-------- Extracted entries

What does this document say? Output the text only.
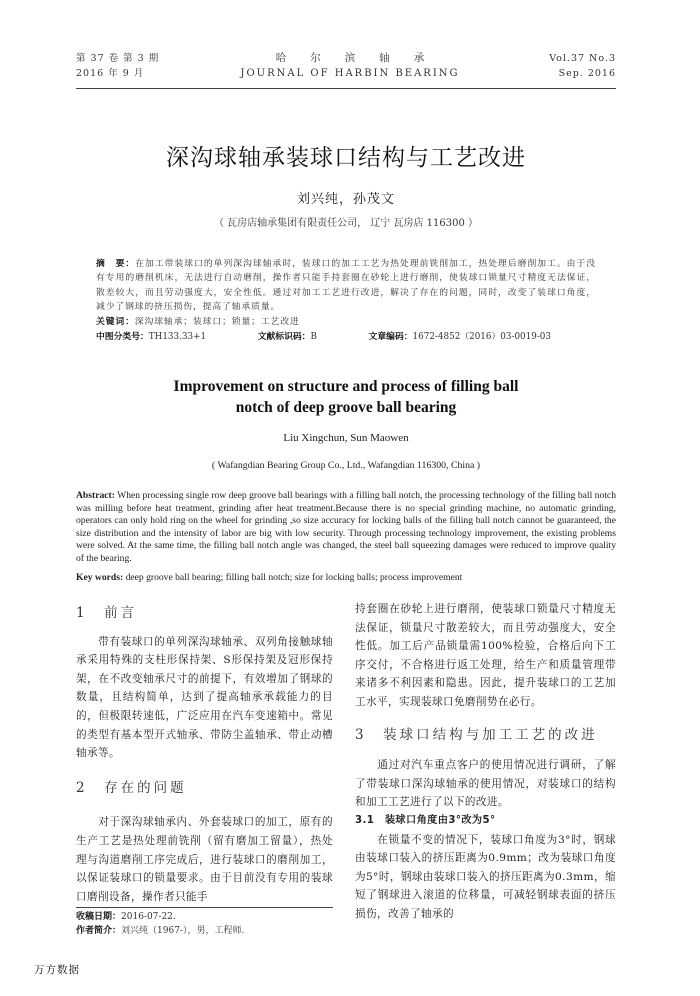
第 37 卷 第 3 期
2016 年 9 月
哈尔滨轴承
JOURNAL OF HARBIN BEARING
Vol.37 No.3
Sep. 2016
深沟球轴承装球口结构与工艺改进
刘兴纯，孙茂文
（ 瓦房店轴承集团有限责任公司， 辽宁 瓦房店 116300 ）
摘　要：在加工带装球口的单列深沟球轴承时，装球口的加工工艺为热处理前铣削加工，热处理后磨削加工。由于没有专用的磨削机床，无法进行自动磨削，操作者只能手持套圈在砂轮上进行磨削，使装球口锁量尺寸精度无法保证，散差较大，而且劳动强度大，安全性低。通过对加工工艺进行改进，解决了存在的问题，同时，改变了装球口角度，减少了钢球的挤压损伤，提高了轴承质量。
关键词：深沟球轴承；装球口；锁量；工艺改进
中图分类号：TH133.33+1	文献标识码：B	文章编码：1672-4852（2016）03-0019-03
Improvement on structure and process of filling ball
notch of deep groove ball bearing
Liu Xingchun, Sun Maowen
( Wafangdian Bearing Group Co., Ltd., Wafangdian 116300, China )
Abstract: When processing single row deep groove ball bearings with a filling ball notch, the processing technology of the filling ball notch was milling before heat treatment, grinding after heat treatment.Because there is no special grinding machine, no automatic grinding, operators can only hold ring on the wheel for grinding ,so size accuracy for locking balls of the filling ball notch cannot be guaranteed, the size distribution and the intensity of labor are big with low security. Through processing technology improvement, the existing problems were solved. At the same time, the filling ball notch angle was changed, the steel ball squeezing damages were reduced to improve quality of the bearing.
Key words: deep groove ball bearing; filling ball notch; size for locking balls; process improvement
1　前言
带有装球口的单列深沟球轴承、双列角接触球轴承采用特殊的支柱形保持架、S形保持架及冠形保持架，在不改变轴承尺寸的前提下，有效增加了钢球的数量，且结构简单，达到了提高轴承承载能力的目的，但极限转速低，广泛应用在汽车变速箱中。常见的类型有基本型开式轴承、带防尘盖轴承、带止动槽轴承等。
2　存在的问题
对于深沟球轴承内、外套装球口的加工，原有的生产工艺是热处理前铣削（留有磨加工留量），热处理与沟道磨削工序完成后，进行装球口的磨削加工，以保证装球口的锁量要求。由于目前没有专用的装球口磨削设备，操作者只能手
收稿日期：2016-07-22.
作者简介：刘兴纯（1967-），男，工程师.
持套圈在砂轮上进行磨削，使装球口锁量尺寸精度无法保证，锁量尺寸散差较大，而且劳动强度大，安全性低。加工后产品锁量需100%检验，合格后向下工序交付，不合格进行返工处理，给生产和质量管理带来诸多不利因素和隐患。因此，提升装球口的工艺加工水平，实现装球口免磨削势在必行。
3　装球口结构与加工工艺的改进
通过对汽车重点客户的使用情况进行调研，了解了带装球口深沟球轴承的使用情况，对装球口的结构和加工工艺进行了以下的改进。
3.1　装球口角度由3°改为5°
在锁量不变的情况下，装球口角度为3°时，钢球由装球口装入的挤压距离为0.9mm；改为装球口角度为5°时，钢球由装球口装入的挤压距离为0.3mm，缩短了钢球进入滚道的位移量，可减轻钢球表面的挤压损伤，改善了轴承的
万方数据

----------------

■ **Instructions to follow**
Write out the whole listing exactly, and drop the pictures.

■ **Finished exercise**
What does this document say? Output the text only.
第 37 卷 第 3 期
2016 年 9 月
哈尔滨轴承
JOURNAL OF HARBIN BEARING
Vol.37 No.3
Sep. 2016
深沟球轴承装球口结构与工艺改进
刘兴纯，孙茂文
（ 瓦房店轴承集团有限责任公司， 辽宁 瓦房店 116300 ）
摘　要：在加工带装球口的单列深沟球轴承时，装球口的加工工艺为热处理前铣削加工，热处理后磨削加工。由于没有专用的磨削机床，无法进行自动磨削，操作者只能手持套圈在砂轮上进行磨削，使装球口锁量尺寸精度无法保证，散差较大，而且劳动强度大，安全性低。通过对加工工艺进行改进，解决了存在的问题，同时，改变了装球口角度，减少了钢球的挤压损伤，提高了轴承质量。
关键词：深沟球轴承；装球口；锁量；工艺改进
中图分类号：TH133.33+1	文献标识码：B	文章编码：1672-4852（2016）03-0019-03
Improvement on structure and process of filling ball
notch of deep groove ball bearing
Liu Xingchun, Sun Maowen
( Wafangdian Bearing Group Co., Ltd., Wafangdian 116300, China )
Abstract: When processing single row deep groove ball bearings with a filling ball notch, the processing technology of the filling ball notch was milling before heat treatment, grinding after heat treatment.Because there is no special grinding machine, no automatic grinding, operators can only hold ring on the wheel for grinding ,so size accuracy for locking balls of the filling ball notch cannot be guaranteed, the size distribution and the intensity of labor are big with low security. Through processing technology improvement, the existing problems were solved. At the same time, the filling ball notch angle was changed, the steel ball squeezing damages were reduced to improve quality of the bearing.
Key words: deep groove ball bearing; filling ball notch; size for locking balls; process improvement
1　前言
带有装球口的单列深沟球轴承、双列角接触球轴承采用特殊的支柱形保持架、S形保持架及冠形保持架，在不改变轴承尺寸的前提下，有效增加了钢球的数量，且结构简单，达到了提高轴承承载能力的目的，但极限转速低，广泛应用在汽车变速箱中。常见的类型有基本型开式轴承、带防尘盖轴承、带止动槽轴承等。
2　存在的问题
对于深沟球轴承内、外套装球口的加工，原有的生产工艺是热处理前铣削（留有磨加工留量），热处理与沟道磨削工序完成后，进行装球口的磨削加工，以保证装球口的锁量要求。由于目前没有专用的装球口磨削设备，操作者只能手
收稿日期：2016-07-22.
作者简介：刘兴纯（1967-），男，工程师.
持套圈在砂轮上进行磨削，使装球口锁量尺寸精度无法保证，锁量尺寸散差较大，而且劳动强度大，安全性低。加工后产品锁量需100%检验，合格后向下工序交付，不合格进行返工处理，给生产和质量管理带来诸多不利因素和隐患。因此，提升装球口的工艺加工水平，实现装球口免磨削势在必行。
3　装球口结构与加工工艺的改进
通过对汽车重点客户的使用情况进行调研，了解了带装球口深沟球轴承的使用情况，对装球口的结构和加工工艺进行了以下的改进。
3.1　装球口角度由3°改为5°
在锁量不变的情况下，装球口角度为3°时，钢球由装球口装入的挤压距离为0.9mm；改为装球口角度为5°时，钢球由装球口装入的挤压距离为0.3mm，缩短了钢球进入滚道的位移量，可减轻钢球表面的挤压损伤，改善了轴承的
万方数据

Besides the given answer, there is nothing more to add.